[Dataset entries]
'''

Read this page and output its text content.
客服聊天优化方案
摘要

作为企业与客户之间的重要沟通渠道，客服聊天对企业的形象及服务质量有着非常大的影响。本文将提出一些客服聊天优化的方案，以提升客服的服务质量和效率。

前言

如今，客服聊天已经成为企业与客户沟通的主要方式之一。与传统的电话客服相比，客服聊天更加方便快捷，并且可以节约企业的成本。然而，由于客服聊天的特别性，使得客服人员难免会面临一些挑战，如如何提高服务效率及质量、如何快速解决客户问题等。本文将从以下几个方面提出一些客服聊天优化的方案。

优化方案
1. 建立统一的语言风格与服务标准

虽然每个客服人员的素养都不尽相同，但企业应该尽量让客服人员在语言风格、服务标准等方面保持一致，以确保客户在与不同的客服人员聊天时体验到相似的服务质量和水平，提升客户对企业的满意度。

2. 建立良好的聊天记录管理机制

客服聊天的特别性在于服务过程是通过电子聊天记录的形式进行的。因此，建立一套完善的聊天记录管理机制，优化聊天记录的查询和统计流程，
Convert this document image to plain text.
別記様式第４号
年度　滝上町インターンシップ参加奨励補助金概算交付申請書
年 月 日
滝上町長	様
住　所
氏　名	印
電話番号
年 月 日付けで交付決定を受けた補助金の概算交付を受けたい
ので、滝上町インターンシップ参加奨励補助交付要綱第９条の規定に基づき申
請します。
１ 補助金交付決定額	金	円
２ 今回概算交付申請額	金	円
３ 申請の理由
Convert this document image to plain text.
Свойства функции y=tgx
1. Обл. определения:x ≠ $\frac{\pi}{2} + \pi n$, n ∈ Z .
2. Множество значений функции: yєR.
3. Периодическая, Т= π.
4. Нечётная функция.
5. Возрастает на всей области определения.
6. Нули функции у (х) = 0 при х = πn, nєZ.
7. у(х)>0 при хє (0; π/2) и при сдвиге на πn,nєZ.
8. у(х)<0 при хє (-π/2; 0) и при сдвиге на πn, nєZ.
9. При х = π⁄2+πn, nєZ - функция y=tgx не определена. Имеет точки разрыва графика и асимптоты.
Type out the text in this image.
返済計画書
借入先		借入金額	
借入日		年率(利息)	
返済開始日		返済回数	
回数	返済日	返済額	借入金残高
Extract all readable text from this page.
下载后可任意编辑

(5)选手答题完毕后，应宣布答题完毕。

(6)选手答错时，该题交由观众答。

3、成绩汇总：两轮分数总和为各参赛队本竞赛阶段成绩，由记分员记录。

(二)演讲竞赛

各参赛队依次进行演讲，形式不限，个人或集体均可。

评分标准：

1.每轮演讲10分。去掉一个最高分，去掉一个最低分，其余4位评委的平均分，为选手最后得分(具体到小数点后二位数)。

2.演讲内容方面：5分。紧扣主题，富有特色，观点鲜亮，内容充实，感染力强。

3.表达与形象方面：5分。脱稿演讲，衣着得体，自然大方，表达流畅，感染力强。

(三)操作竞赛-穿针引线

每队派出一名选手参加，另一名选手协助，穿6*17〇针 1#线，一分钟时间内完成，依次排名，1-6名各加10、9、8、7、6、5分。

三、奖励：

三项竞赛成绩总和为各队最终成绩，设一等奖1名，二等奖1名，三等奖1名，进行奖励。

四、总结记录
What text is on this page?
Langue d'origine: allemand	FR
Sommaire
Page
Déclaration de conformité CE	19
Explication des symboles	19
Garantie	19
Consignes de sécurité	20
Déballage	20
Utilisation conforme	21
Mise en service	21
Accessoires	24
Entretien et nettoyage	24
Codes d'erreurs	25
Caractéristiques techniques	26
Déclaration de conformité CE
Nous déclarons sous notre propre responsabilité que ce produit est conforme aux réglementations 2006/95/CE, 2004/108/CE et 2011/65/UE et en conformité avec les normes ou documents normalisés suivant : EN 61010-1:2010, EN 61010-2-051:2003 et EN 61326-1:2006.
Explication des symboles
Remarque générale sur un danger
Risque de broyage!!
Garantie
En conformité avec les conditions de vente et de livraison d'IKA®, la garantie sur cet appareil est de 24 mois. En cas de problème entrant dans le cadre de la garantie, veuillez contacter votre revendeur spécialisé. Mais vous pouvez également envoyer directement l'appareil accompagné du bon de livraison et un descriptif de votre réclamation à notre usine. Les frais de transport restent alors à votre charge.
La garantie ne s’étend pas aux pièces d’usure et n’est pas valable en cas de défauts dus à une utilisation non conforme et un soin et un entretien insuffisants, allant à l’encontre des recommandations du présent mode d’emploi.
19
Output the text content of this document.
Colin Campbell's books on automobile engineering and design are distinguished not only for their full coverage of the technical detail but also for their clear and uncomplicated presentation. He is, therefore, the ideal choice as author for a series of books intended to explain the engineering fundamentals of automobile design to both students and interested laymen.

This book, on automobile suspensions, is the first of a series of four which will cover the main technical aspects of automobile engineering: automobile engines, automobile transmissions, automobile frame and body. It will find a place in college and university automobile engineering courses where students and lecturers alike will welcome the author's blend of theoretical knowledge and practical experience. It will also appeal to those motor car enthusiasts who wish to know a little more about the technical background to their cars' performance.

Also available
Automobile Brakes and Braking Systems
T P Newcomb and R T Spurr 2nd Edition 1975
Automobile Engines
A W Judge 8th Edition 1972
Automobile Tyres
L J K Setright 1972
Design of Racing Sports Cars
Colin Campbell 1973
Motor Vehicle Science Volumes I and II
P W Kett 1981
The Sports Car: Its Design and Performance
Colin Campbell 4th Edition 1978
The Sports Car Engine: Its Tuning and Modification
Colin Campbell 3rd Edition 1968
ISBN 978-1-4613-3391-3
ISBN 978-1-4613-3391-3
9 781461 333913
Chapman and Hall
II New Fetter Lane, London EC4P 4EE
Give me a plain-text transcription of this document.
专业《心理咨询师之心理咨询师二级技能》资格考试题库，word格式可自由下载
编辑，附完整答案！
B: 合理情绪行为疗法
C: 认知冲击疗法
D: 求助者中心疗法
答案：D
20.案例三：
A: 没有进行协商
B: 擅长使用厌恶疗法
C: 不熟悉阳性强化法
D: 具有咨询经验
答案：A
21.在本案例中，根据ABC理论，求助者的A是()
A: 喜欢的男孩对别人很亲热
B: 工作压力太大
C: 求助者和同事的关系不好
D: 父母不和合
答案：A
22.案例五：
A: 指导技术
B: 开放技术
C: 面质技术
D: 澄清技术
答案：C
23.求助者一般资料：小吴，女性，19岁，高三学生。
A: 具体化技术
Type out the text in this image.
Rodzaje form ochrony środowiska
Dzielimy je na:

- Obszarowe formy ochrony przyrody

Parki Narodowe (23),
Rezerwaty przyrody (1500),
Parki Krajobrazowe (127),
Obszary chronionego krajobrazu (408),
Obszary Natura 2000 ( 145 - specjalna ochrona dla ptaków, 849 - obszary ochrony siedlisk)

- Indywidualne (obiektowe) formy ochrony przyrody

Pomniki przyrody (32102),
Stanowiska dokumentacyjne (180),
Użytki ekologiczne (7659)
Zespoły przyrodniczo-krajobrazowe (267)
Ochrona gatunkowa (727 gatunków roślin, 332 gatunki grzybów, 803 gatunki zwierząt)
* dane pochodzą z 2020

'''

Task description
Pull every line containing the word "ochrony" out of the material.

Response for this exercise
Rodzaje form ochrony środowiska
- Obszarowe formy ochrony przyrody
Obszary Natura 2000 ( 145 - specjalna ochrona dla ptaków, 849 - obszary ochrony siedlisk)
- Indywidualne (obiektowe) formy ochrony przyrody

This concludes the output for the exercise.